Records from a collection:
..........

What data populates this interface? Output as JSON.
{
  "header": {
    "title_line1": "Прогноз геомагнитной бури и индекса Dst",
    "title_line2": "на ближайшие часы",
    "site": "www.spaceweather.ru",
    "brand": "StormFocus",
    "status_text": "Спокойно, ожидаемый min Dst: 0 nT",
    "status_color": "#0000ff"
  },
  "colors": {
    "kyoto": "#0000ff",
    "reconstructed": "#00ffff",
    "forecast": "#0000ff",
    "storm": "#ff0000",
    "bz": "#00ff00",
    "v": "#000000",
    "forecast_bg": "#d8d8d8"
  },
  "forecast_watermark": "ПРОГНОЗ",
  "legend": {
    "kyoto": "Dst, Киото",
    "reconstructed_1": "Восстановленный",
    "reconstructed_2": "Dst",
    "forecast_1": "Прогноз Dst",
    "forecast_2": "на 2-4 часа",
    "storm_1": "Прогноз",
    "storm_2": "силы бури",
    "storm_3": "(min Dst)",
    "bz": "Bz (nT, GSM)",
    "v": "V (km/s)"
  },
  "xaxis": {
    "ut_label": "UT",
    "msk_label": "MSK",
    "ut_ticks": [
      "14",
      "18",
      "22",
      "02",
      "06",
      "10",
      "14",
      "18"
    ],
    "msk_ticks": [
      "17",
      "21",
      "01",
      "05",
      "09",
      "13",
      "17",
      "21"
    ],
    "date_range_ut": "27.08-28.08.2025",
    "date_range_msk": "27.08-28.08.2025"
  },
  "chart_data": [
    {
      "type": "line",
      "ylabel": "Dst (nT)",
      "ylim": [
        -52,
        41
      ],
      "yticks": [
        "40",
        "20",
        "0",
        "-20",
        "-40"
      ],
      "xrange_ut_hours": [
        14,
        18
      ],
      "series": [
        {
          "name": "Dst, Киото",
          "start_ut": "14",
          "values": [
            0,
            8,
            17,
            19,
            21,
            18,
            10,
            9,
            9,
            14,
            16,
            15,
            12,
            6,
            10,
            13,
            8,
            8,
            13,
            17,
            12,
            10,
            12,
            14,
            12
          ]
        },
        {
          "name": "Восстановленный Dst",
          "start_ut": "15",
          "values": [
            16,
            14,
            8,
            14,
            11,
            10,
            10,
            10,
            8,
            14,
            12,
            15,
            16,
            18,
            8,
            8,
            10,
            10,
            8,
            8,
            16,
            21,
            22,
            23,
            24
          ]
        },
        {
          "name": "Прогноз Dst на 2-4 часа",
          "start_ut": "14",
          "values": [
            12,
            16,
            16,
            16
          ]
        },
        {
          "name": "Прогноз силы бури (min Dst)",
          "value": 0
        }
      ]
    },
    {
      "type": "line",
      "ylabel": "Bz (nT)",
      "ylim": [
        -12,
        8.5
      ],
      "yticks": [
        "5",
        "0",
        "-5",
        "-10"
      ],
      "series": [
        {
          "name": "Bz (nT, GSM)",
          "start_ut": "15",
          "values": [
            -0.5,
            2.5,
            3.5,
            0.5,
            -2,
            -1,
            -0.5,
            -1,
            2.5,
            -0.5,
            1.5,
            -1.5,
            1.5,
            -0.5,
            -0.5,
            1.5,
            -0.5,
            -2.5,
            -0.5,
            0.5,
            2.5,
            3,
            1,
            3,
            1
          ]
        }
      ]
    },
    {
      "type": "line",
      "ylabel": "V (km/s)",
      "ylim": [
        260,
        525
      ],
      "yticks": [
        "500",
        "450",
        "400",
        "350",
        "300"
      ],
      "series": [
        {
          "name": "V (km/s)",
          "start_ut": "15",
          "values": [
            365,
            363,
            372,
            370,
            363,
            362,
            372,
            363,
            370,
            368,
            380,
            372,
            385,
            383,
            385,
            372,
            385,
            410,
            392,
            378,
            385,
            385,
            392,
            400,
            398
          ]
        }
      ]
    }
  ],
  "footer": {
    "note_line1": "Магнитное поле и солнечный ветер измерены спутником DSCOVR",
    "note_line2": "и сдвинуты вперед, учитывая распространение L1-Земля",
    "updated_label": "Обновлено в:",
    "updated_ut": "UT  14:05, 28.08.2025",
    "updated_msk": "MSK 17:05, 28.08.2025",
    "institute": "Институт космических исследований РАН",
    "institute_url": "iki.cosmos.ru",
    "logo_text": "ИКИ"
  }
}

..........

» **Description of the task**: Copy out the whole listing exactly.

» **Exercise result**:
What data populates this interface? Output as JSON.
{
  "header": {
    "title_line1": "Прогноз геомагнитной бури и индекса Dst",
    "title_line2": "на ближайшие часы",
    "site": "www.spaceweather.ru",
    "brand": "StormFocus",
    "status_text": "Спокойно, ожидаемый min Dst: 0 nT",
    "status_color": "#0000ff"
  },
  "colors": {
    "kyoto": "#0000ff",
    "reconstructed": "#00ffff",
    "forecast": "#0000ff",
    "storm": "#ff0000",
    "bz": "#00ff00",
    "v": "#000000",
    "forecast_bg": "#d8d8d8"
  },
  "forecast_watermark": "ПРОГНОЗ",
  "legend": {
    "kyoto": "Dst, Киото",
    "reconstructed_1": "Восстановленный",
    "reconstructed_2": "Dst",
    "forecast_1": "Прогноз Dst",
    "forecast_2": "на 2-4 часа",
    "storm_1": "Прогноз",
    "storm_2": "силы бури",
    "storm_3": "(min Dst)",
    "bz": "Bz (nT, GSM)",
    "v": "V (km/s)"
  },
  "xaxis": {
    "ut_label": "UT",
    "msk_label": "MSK",
    "ut_ticks": [
      "14",
      "18",
      "22",
      "02",
      "06",
      "10",
      "14",
      "18"
    ],
    "msk_ticks": [
      "17",
      "21",
      "01",
      "05",
      "09",
      "13",
      "17",
      "21"
    ],
    "date_range_ut": "27.08-28.08.2025",
    "date_range_msk": "27.08-28.08.2025"
  },
  "chart_data": [
    {
      "type": "line",
      "ylabel": "Dst (nT)",
      "ylim": [
        -52,
        41
      ],
      "yticks": [
        "40",
        "20",
        "0",
        "-20",
        "-40"
      ],
      "xrange_ut_hours": [
        14,
        18
      ],
      "series": [
        {
          "name": "Dst, Киото",
          "start_ut": "14",
          "values": [
            0,
            8,
            17,
            19,
            21,
            18,
            10,
            9,
            9,
            14,
            16,
            15,
            12,
            6,
            10,
            13,
            8,
            8,
            13,
            17,
            12,
            10,
            12,
            14,
            12
          ]
        },
        {
          "name": "Восстановленный Dst",
          "start_ut": "15",
          "values": [
            16,
            14,
            8,
            14,
            11,
            10,
            10,
            10,
            8,
            14,
            12,
            15,
            16,
            18,
            8,
            8,
            10,
            10,
            8,
            8,
            16,
            21,
            22,
            23,
            24
          ]
        },
        {
          "name": "Прогноз Dst на 2-4 часа",
          "start_ut": "14",
          "values": [
            12,
            16,
            16,
            16
          ]
        },
        {
          "name": "Прогноз силы бури (min Dst)",
          "value": 0
        }
      ]
    },
    {
      "type": "line",
      "ylabel": "Bz (nT)",
      "ylim": [
        -12,
        8.5
      ],
      "yticks": [
        "5",
        "0",
        "-5",
        "-10"
      ],
      "series": [
        {
          "name": "Bz (nT, GSM)",
          "start_ut": "15",
          "values": [
            -0.5,
            2.5,
            3.5,
            0.5,
            -2,
            -1,
            -0.5,
            -1,
            2.5,
            -0.5,
            1.5,
            -1.5,
            1.5,
            -0.5,
            -0.5,
            1.5,
            -0.5,
            -2.5,
            -0.5,
            0.5,
            2.5,
            3,
            1,
            3,
            1
          ]
        }
      ]
    },
    {
      "type": "line",
      "ylabel": "V (km/s)",
      "ylim": [
        260,
        525
      ],
      "yticks": [
        "500",
        "450",
        "400",
        "350",
        "300"
      ],
      "series": [
        {
          "name": "V (km/s)",
          "start_ut": "15",
          "values": [
            365,
            363,
            372,
            370,
            363,
            362,
            372,
            363,
            370,
            368,
            380,
            372,
            385,
            383,
            385,
            372,
            385,
            410,
            392,
            378,
            385,
            385,
            392,
            400,
            398
          ]
        }
      ]
    }
  ],
  "footer": {
    "note_line1": "Магнитное поле и солнечный ветер измерены спутником DSCOVR",
    "note_line2": "и сдвинуты вперед, учитывая распространение L1-Земля",
    "updated_label": "Обновлено в:",
    "updated_ut": "UT  14:05, 28.08.2025",
    "updated_msk": "MSK 17:05, 28.08.2025",
    "institute": "Институт космических исследований РАН",
    "institute_url": "iki.cosmos.ru",
    "logo_text": "ИКИ"
  }
}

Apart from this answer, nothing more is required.